*YOUR GOAL*. Which lines of the records contain "Seguridad"? Collect every one of them.

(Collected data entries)
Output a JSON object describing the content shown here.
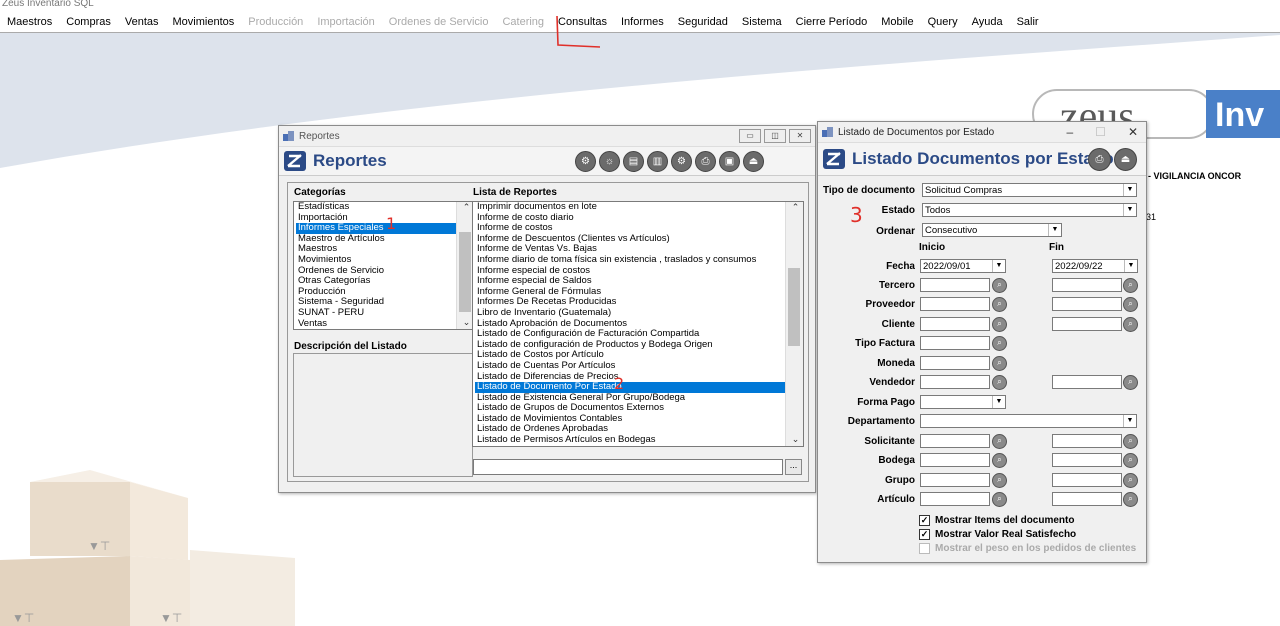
{
  "app": {
    "title": "Zeus Inventario SQL"
  },
  "menu": [
    {
      "label": "Maestros",
      "enabled": true
    },
    {
      "label": "Compras",
      "enabled": true
    },
    {
      "label": "Ventas",
      "enabled": true
    },
    {
      "label": "Movimientos",
      "enabled": true
    },
    {
      "label": "Producción",
      "enabled": false
    },
    {
      "label": "Importación",
      "enabled": false
    },
    {
      "label": "Ordenes de Servicio",
      "enabled": false
    },
    {
      "label": "Catering",
      "enabled": false
    },
    {
      "label": "Consultas",
      "enabled": true
    },
    {
      "label": "Informes",
      "enabled": true
    },
    {
      "label": "Seguridad",
      "enabled": true
    },
    {
      "label": "Sistema",
      "enabled": true
    },
    {
      "label": "Cierre Período",
      "enabled": true
    },
    {
      "label": "Mobile",
      "enabled": true
    },
    {
      "label": "Query",
      "enabled": true
    },
    {
      "label": "Ayuda",
      "enabled": true
    },
    {
      "label": "Salir",
      "enabled": true
    }
  ],
  "background": {
    "logo_text": "zeus",
    "logo_suffix": "Inv",
    "company": "- VIGILANCIA ONCOR",
    "partial_number": "31"
  },
  "annotations": {
    "one": "1",
    "two": "2",
    "three": "3"
  },
  "reportes": {
    "caption": "Reportes",
    "title": "Reportes",
    "categorias_label": "Categorías",
    "categorias": [
      "Estadísticas",
      "Importación",
      "Informes Especiales",
      "Maestro de Artículos",
      "Maestros",
      "Movimientos",
      "Ordenes de Servicio",
      "Otras Categorías",
      "Producción",
      "Sistema - Seguridad",
      "SUNAT - PERU",
      "Ventas"
    ],
    "categoria_selected_index": 2,
    "descripcion_label": "Descripción del Listado",
    "lista_label": "Lista de Reportes",
    "lista": [
      "Imprimir documentos en lote",
      "Informe de costo diario",
      "Informe de costos",
      "Informe de Descuentos (Clientes vs Artículos)",
      "Informe de Ventas Vs. Bajas",
      "Informe diario de toma física sin existencia , traslados y consumos",
      "Informe especial de costos",
      "Informe especial de Saldos",
      "Informe General de Fórmulas",
      "Informes De Recetas Producidas",
      "Libro de Inventario (Guatemala)",
      "Listado Aprobación de Documentos",
      "Listado de Configuración de Facturación Compartida",
      "Listado de configuración de Productos y Bodega Origen",
      "Listado de Costos por Artículo",
      "Listado de Cuentas Por Artículos",
      "Listado de Diferencias de Precios",
      "Listado de Documento Por Estado",
      "Listado de Existencia General Por Grupo/Bodega",
      "Listado de Grupos de Documentos Externos",
      "Listado de Movimientos Contables",
      "Listado de Ordenes Aprobadas",
      "Listado de Permisos Artículos en Bodegas"
    ],
    "lista_selected_index": 17,
    "path_button": "..."
  },
  "listado": {
    "caption": "Listado de Documentos por Estado",
    "title": "Listado Documentos por Estado",
    "labels": {
      "tipo_documento": "Tipo de documento",
      "estado": "Estado",
      "ordenar": "Ordenar",
      "inicio": "Inicio",
      "fin": "Fin",
      "fecha": "Fecha",
      "tercero": "Tercero",
      "proveedor": "Proveedor",
      "cliente": "Cliente",
      "tipo_factura": "Tipo Factura",
      "moneda": "Moneda",
      "vendedor": "Vendedor",
      "forma_pago": "Forma Pago",
      "departamento": "Departamento",
      "solicitante": "Solicitante",
      "bodega": "Bodega",
      "grupo": "Grupo",
      "articulo": "Artículo"
    },
    "values": {
      "tipo_documento": "Solicitud Compras",
      "estado": "Todos",
      "ordenar": "Consecutivo",
      "fecha_inicio": "2022/09/01",
      "fecha_fin": "2022/09/22"
    },
    "checks": [
      {
        "label": "Mostrar Items del documento",
        "checked": true,
        "enabled": true
      },
      {
        "label": "Mostrar Valor Real Satisfecho",
        "checked": true,
        "enabled": true
      },
      {
        "label": "Mostrar el peso en los pedidos de clientes",
        "checked": false,
        "enabled": false
      }
    ]
  }
}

*FULL RESPONSE*.
      "label": "Seguridad",
      "Sistema - Seguridad",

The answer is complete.